What this task involves:
Write out each line that follows exactly as it stands, without the pictures.

[Entries with figure data]

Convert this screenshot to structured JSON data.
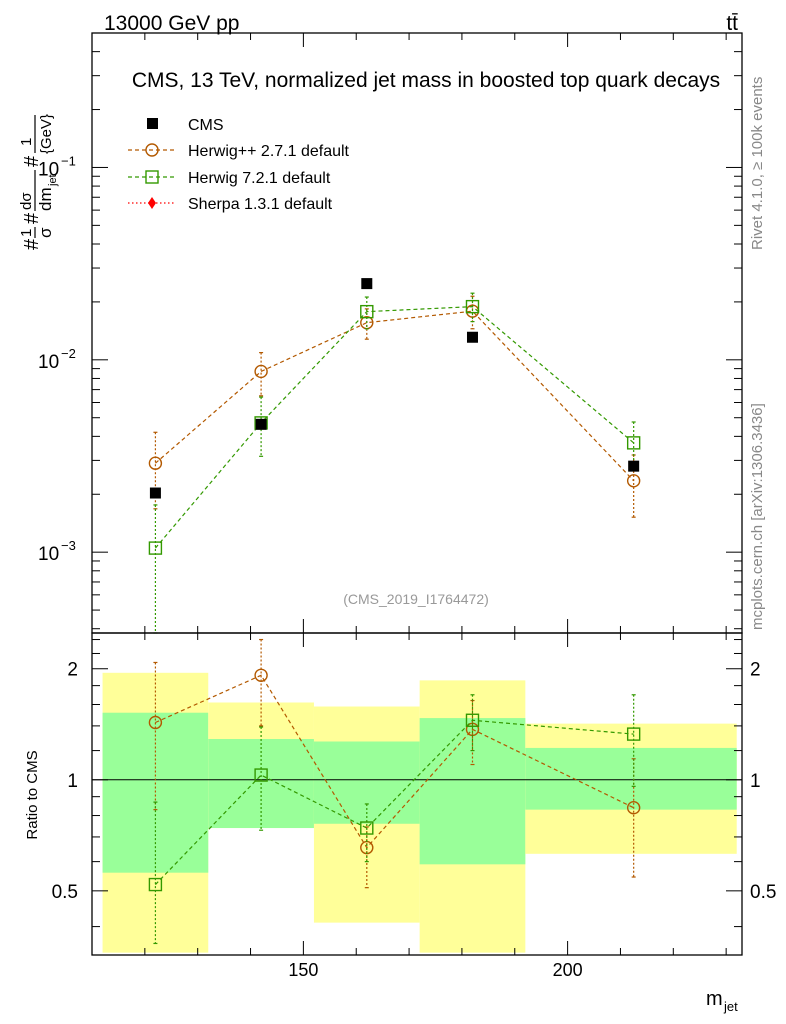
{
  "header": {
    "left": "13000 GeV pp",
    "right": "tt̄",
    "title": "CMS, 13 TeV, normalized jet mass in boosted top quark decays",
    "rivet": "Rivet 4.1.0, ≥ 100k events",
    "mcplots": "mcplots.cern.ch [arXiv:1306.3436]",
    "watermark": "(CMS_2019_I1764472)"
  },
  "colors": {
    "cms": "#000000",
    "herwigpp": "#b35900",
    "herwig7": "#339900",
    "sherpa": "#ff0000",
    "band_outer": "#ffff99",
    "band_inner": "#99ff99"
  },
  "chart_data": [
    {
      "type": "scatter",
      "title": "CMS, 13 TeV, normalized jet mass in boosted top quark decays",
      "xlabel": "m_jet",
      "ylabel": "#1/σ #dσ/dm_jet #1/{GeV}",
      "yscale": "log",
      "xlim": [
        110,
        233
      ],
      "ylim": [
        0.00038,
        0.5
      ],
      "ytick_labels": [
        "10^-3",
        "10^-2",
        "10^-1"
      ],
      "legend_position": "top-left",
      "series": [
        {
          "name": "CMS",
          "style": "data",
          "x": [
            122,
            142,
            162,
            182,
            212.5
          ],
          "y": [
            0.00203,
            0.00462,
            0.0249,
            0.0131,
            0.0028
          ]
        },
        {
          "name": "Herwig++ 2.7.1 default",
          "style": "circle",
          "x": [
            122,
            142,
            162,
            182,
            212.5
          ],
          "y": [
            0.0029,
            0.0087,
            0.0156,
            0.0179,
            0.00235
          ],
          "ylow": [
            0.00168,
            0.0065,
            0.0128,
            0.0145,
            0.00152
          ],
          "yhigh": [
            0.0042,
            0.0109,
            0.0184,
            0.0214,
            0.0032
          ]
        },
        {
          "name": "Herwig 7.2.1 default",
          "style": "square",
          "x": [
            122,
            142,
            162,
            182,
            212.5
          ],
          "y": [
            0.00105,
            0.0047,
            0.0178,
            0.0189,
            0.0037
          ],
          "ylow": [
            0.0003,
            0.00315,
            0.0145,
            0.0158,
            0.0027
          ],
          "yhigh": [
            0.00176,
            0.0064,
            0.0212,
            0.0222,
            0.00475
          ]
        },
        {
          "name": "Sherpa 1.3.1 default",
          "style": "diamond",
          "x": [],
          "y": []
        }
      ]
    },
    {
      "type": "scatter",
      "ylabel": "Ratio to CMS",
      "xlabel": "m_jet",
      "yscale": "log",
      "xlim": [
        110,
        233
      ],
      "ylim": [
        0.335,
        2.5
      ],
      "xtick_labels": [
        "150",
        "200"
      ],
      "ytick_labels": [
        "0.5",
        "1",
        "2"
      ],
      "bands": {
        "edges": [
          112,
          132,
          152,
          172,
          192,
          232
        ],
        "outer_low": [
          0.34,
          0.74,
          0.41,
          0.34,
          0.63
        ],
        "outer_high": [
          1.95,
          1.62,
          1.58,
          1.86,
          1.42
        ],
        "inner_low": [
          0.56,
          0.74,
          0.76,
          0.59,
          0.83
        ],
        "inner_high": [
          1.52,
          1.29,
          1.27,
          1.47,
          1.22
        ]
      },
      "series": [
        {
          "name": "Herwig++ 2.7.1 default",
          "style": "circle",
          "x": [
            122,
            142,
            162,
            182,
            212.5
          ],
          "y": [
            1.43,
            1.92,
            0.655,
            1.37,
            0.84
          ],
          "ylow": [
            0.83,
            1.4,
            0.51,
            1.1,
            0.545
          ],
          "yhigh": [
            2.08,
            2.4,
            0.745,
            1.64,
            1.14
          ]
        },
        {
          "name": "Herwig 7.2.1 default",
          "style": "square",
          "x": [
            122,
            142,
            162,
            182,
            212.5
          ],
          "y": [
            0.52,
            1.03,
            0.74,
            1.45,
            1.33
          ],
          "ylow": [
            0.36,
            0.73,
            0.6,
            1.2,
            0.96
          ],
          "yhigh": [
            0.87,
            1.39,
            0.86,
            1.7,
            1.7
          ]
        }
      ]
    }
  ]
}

Reply to the exercise:
Convert this screenshot to structured JSON data.
{
  "header": {
    "left": "13000 GeV pp",
    "right": "tt̄",
    "title": "CMS, 13 TeV, normalized jet mass in boosted top quark decays",
    "rivet": "Rivet 4.1.0, ≥ 100k events",
    "mcplots": "mcplots.cern.ch [arXiv:1306.3436]",
    "watermark": "(CMS_2019_I1764472)"
  },
  "colors": {
    "cms": "#000000",
    "herwigpp": "#b35900",
    "herwig7": "#339900",
    "sherpa": "#ff0000",
    "band_outer": "#ffff99",
    "band_inner": "#99ff99"
  },
  "chart_data": [
    {
      "type": "scatter",
      "title": "CMS, 13 TeV, normalized jet mass in boosted top quark decays",
      "xlabel": "m_jet",
      "ylabel": "#1/σ #dσ/dm_jet #1/{GeV}",
      "yscale": "log",
      "xlim": [
        110,
        233
      ],
      "ylim": [
        0.00038,
        0.5
      ],
      "ytick_labels": [
        "10^-3",
        "10^-2",
        "10^-1"
      ],
      "legend_position": "top-left",
      "series": [
        {
          "name": "CMS",
          "style": "data",
          "x": [
            122,
            142,
            162,
            182,
            212.5
          ],
          "y": [
            0.00203,
            0.00462,
            0.0249,
            0.0131,
            0.0028
          ]
        },
        {
          "name": "Herwig++ 2.7.1 default",
          "style": "circle",
          "x": [
            122,
            142,
            162,
            182,
            212.5
          ],
          "y": [
            0.0029,
            0.0087,
            0.0156,
            0.0179,
            0.00235
          ],
          "ylow": [
            0.00168,
            0.0065,
            0.0128,
            0.0145,
            0.00152
          ],
          "yhigh": [
            0.0042,
            0.0109,
            0.0184,
            0.0214,
            0.0032
          ]
        },
        {
          "name": "Herwig 7.2.1 default",
          "style": "square",
          "x": [
            122,
            142,
            162,
            182,
            212.5
          ],
          "y": [
            0.00105,
            0.0047,
            0.0178,
            0.0189,
            0.0037
          ],
          "ylow": [
            0.0003,
            0.00315,
            0.0145,
            0.0158,
            0.0027
          ],
          "yhigh": [
            0.00176,
            0.0064,
            0.0212,
            0.0222,
            0.00475
          ]
        },
        {
          "name": "Sherpa 1.3.1 default",
          "style": "diamond",
          "x": [],
          "y": []
        }
      ]
    },
    {
      "type": "scatter",
      "ylabel": "Ratio to CMS",
      "xlabel": "m_jet",
      "yscale": "log",
      "xlim": [
        110,
        233
      ],
      "ylim": [
        0.335,
        2.5
      ],
      "xtick_labels": [
        "150",
        "200"
      ],
      "ytick_labels": [
        "0.5",
        "1",
        "2"
      ],
      "bands": {
        "edges": [
          112,
          132,
          152,
          172,
          192,
          232
        ],
        "outer_low": [
          0.34,
          0.74,
          0.41,
          0.34,
          0.63
        ],
        "outer_high": [
          1.95,
          1.62,
          1.58,
          1.86,
          1.42
        ],
        "inner_low": [
          0.56,
          0.74,
          0.76,
          0.59,
          0.83
        ],
        "inner_high": [
          1.52,
          1.29,
          1.27,
          1.47,
          1.22
        ]
      },
      "series": [
        {
          "name": "Herwig++ 2.7.1 default",
          "style": "circle",
          "x": [
            122,
            142,
            162,
            182,
            212.5
          ],
          "y": [
            1.43,
            1.92,
            0.655,
            1.37,
            0.84
          ],
          "ylow": [
            0.83,
            1.4,
            0.51,
            1.1,
            0.545
          ],
          "yhigh": [
            2.08,
            2.4,
            0.745,
            1.64,
            1.14
          ]
        },
        {
          "name": "Herwig 7.2.1 default",
          "style": "square",
          "x": [
            122,
            142,
            162,
            182,
            212.5
          ],
          "y": [
            0.52,
            1.03,
            0.74,
            1.45,
            1.33
          ],
          "ylow": [
            0.36,
            0.73,
            0.6,
            1.2,
            0.96
          ],
          "yhigh": [
            0.87,
            1.39,
            0.86,
            1.7,
            1.7
          ]
        }
      ]
    }
  ]
}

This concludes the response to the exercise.